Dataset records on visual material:
--------
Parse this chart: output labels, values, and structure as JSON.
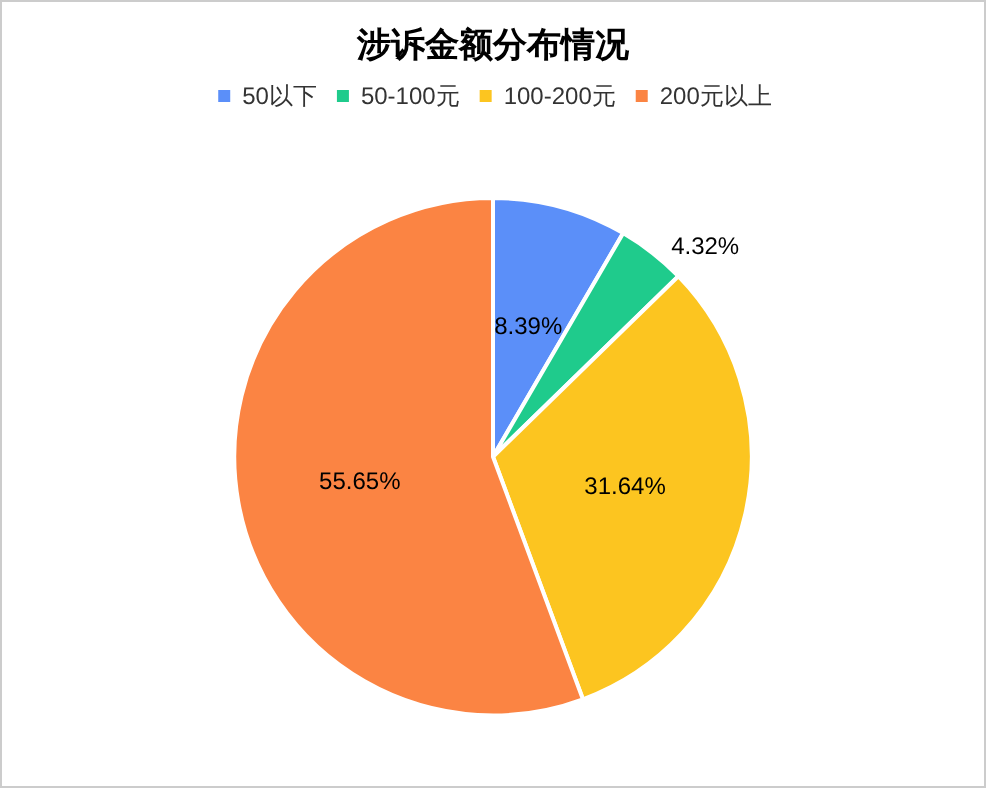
{
  "chart_data": {
    "type": "pie",
    "title": "涉诉金额分布情况",
    "categories": [
      "50以下",
      "50-100元",
      "100-200元",
      "200元以上"
    ],
    "values": [
      8.39,
      4.32,
      31.64,
      55.65
    ],
    "colors": [
      "#5b8ff9",
      "#1fcb8c",
      "#fcc520",
      "#fb8443"
    ],
    "value_labels": [
      "8.39%",
      "4.32%",
      "31.64%",
      "55.65%"
    ],
    "legend": "top"
  }
}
--------
WORK TO BE COMPLETED:
Output all of the entries verbatim, leaving out any images.

TASK RESPONSE:
Parse this chart: output labels, values, and structure as JSON.
{
  "chart_data": {
    "type": "pie",
    "title": "涉诉金额分布情况",
    "categories": [
      "50以下",
      "50-100元",
      "100-200元",
      "200元以上"
    ],
    "values": [
      8.39,
      4.32,
      31.64,
      55.65
    ],
    "colors": [
      "#5b8ff9",
      "#1fcb8c",
      "#fcc520",
      "#fb8443"
    ],
    "value_labels": [
      "8.39%",
      "4.32%",
      "31.64%",
      "55.65%"
    ],
    "legend": "top"
  }
}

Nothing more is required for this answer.